- EXERCISE INPUT
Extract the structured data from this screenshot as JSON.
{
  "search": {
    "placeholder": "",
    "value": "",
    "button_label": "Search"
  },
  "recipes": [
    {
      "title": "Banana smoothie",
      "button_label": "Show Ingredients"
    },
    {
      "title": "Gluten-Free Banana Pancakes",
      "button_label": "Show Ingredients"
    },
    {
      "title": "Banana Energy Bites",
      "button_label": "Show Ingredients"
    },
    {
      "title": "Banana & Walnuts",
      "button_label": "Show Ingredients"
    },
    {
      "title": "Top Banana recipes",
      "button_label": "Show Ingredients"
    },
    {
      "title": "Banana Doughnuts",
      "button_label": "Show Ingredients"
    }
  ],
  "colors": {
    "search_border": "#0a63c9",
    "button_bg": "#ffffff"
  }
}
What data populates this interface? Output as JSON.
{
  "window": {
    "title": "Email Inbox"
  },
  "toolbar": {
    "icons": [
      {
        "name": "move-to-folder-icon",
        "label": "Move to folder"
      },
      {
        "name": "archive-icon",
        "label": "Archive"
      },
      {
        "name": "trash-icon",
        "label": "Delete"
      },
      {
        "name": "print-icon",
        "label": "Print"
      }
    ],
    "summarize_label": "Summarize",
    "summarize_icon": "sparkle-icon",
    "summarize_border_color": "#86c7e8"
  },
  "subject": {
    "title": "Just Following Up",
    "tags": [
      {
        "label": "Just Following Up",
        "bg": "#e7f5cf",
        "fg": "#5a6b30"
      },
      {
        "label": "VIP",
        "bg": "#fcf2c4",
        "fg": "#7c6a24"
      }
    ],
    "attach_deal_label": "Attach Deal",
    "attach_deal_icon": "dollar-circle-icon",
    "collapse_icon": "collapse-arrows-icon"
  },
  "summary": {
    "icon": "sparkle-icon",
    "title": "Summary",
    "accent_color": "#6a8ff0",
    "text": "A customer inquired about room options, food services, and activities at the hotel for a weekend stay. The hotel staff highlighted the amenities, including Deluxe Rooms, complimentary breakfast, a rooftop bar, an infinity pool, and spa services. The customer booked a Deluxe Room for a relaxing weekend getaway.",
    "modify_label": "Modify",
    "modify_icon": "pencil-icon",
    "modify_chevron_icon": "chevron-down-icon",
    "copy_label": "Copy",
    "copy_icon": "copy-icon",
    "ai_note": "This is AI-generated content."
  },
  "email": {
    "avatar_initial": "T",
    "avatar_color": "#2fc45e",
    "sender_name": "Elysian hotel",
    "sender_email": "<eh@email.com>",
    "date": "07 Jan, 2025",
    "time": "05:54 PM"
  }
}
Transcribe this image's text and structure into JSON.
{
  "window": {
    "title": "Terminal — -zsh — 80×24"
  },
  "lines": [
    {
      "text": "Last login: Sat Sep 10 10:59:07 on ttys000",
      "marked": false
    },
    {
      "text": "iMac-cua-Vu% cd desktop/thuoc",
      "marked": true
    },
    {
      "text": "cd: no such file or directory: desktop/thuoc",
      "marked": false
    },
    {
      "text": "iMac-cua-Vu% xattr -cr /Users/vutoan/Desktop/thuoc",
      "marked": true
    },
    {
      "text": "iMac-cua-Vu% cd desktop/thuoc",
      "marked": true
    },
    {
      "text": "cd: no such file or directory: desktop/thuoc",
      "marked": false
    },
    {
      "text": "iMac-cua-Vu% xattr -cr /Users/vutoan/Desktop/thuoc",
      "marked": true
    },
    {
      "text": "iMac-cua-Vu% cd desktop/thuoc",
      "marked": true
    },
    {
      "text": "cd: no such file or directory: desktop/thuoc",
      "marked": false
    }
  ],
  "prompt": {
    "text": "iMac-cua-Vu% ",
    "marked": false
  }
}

- WORK TO DO
Look through the listing above. Pick out each line with "data" and copy it.

- REPLY TO THE TASK
Extract the structured data from this screenshot as JSON.
What data populates this interface? Output as JSON.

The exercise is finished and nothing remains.